Begin EXTRACTED RECORDS
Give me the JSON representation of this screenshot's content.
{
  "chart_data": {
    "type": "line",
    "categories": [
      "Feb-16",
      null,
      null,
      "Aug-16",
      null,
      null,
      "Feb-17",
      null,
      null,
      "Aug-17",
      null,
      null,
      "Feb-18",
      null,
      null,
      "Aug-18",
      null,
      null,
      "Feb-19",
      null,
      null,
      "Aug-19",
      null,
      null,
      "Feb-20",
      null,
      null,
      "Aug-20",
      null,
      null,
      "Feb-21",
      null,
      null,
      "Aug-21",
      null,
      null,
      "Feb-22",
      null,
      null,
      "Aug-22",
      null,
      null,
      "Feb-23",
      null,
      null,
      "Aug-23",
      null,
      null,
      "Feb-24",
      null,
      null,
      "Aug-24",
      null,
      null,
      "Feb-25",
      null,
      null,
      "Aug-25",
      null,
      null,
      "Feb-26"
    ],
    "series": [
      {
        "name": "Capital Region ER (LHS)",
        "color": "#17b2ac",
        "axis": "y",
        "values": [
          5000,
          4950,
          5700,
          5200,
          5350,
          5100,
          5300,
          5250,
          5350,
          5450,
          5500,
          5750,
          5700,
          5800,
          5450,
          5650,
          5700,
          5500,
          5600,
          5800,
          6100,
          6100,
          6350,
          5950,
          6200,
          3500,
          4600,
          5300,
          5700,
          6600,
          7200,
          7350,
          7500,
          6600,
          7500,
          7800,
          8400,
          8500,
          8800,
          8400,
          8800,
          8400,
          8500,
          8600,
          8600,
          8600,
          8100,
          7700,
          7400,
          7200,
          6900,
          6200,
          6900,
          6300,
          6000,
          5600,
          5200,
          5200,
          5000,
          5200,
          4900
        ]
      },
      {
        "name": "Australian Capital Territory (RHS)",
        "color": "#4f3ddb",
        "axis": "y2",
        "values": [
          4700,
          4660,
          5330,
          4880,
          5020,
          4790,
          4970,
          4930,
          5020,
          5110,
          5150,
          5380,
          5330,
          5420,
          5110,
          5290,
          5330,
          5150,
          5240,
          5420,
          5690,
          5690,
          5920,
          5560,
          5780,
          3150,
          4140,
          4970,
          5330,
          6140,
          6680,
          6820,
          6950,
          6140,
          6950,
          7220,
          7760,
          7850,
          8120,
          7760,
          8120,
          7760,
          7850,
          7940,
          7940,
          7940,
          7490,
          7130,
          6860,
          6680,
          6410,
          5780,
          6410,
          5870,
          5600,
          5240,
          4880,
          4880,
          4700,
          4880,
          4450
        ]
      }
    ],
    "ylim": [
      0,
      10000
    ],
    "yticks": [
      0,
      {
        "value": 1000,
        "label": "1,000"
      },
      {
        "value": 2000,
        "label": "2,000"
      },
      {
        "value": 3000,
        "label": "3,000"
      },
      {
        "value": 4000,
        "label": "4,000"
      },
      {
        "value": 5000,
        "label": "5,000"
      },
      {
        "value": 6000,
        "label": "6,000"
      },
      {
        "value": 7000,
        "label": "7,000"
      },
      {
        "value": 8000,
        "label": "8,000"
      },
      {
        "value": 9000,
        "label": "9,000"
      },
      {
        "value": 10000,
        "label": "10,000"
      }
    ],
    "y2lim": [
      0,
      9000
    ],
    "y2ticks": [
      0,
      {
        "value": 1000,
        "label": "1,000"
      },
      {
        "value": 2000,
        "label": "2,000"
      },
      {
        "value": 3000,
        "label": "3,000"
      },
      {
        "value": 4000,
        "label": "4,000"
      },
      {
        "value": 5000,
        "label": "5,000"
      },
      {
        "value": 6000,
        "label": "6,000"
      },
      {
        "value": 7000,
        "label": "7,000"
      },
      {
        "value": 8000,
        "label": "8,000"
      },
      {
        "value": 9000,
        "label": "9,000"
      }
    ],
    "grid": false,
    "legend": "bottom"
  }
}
End EXTRACTED RECORDS
*WHAT IS NEEDED*:
All entries must be repeated verbatim.

*ANSWER TO THE TASK*:
Give me the JSON representation of this screenshot's content.
{
  "chart_data": {
    "type": "line",
    "categories": [
      "Feb-16",
      null,
      null,
      "Aug-16",
      null,
      null,
      "Feb-17",
      null,
      null,
      "Aug-17",
      null,
      null,
      "Feb-18",
      null,
      null,
      "Aug-18",
      null,
      null,
      "Feb-19",
      null,
      null,
      "Aug-19",
      null,
      null,
      "Feb-20",
      null,
      null,
      "Aug-20",
      null,
      null,
      "Feb-21",
      null,
      null,
      "Aug-21",
      null,
      null,
      "Feb-22",
      null,
      null,
      "Aug-22",
      null,
      null,
      "Feb-23",
      null,
      null,
      "Aug-23",
      null,
      null,
      "Feb-24",
      null,
      null,
      "Aug-24",
      null,
      null,
      "Feb-25",
      null,
      null,
      "Aug-25",
      null,
      null,
      "Feb-26"
    ],
    "series": [
      {
        "name": "Capital Region ER (LHS)",
        "color": "#17b2ac",
        "axis": "y",
        "values": [
          5000,
          4950,
          5700,
          5200,
          5350,
          5100,
          5300,
          5250,
          5350,
          5450,
          5500,
          5750,
          5700,
          5800,
          5450,
          5650,
          5700,
          5500,
          5600,
          5800,
          6100,
          6100,
          6350,
          5950,
          6200,
          3500,
          4600,
          5300,
          5700,
          6600,
          7200,
          7350,
          7500,
          6600,
          7500,
          7800,
          8400,
          8500,
          8800,
          8400,
          8800,
          8400,
          8500,
          8600,
          8600,
          8600,
          8100,
          7700,
          7400,
          7200,
          6900,
          6200,
          6900,
          6300,
          6000,
          5600,
          5200,
          5200,
          5000,
          5200,
          4900
        ]
      },
      {
        "name": "Australian Capital Territory (RHS)",
        "color": "#4f3ddb",
        "axis": "y2",
        "values": [
          4700,
          4660,
          5330,
          4880,
          5020,
          4790,
          4970,
          4930,
          5020,
          5110,
          5150,
          5380,
          5330,
          5420,
          5110,
          5290,
          5330,
          5150,
          5240,
          5420,
          5690,
          5690,
          5920,
          5560,
          5780,
          3150,
          4140,
          4970,
          5330,
          6140,
          6680,
          6820,
          6950,
          6140,
          6950,
          7220,
          7760,
          7850,
          8120,
          7760,
          8120,
          7760,
          7850,
          7940,
          7940,
          7940,
          7490,
          7130,
          6860,
          6680,
          6410,
          5780,
          6410,
          5870,
          5600,
          5240,
          4880,
          4880,
          4700,
          4880,
          4450
        ]
      }
    ],
    "ylim": [
      0,
      10000
    ],
    "yticks": [
      0,
      {
        "value": 1000,
        "label": "1,000"
      },
      {
        "value": 2000,
        "label": "2,000"
      },
      {
        "value": 3000,
        "label": "3,000"
      },
      {
        "value": 4000,
        "label": "4,000"
      },
      {
        "value": 5000,
        "label": "5,000"
      },
      {
        "value": 6000,
        "label": "6,000"
      },
      {
        "value": 7000,
        "label": "7,000"
      },
      {
        "value": 8000,
        "label": "8,000"
      },
      {
        "value": 9000,
        "label": "9,000"
      },
      {
        "value": 10000,
        "label": "10,000"
      }
    ],
    "y2lim": [
      0,
      9000
    ],
    "y2ticks": [
      0,
      {
        "value": 1000,
        "label": "1,000"
      },
      {
        "value": 2000,
        "label": "2,000"
      },
      {
        "value": 3000,
        "label": "3,000"
      },
      {
        "value": 4000,
        "label": "4,000"
      },
      {
        "value": 5000,
        "label": "5,000"
      },
      {
        "value": 6000,
        "label": "6,000"
      },
      {
        "value": 7000,
        "label": "7,000"
      },
      {
        "value": 8000,
        "label": "8,000"
      },
      {
        "value": 9000,
        "label": "9,000"
      }
    ],
    "grid": false,
    "legend": "bottom"
  }
}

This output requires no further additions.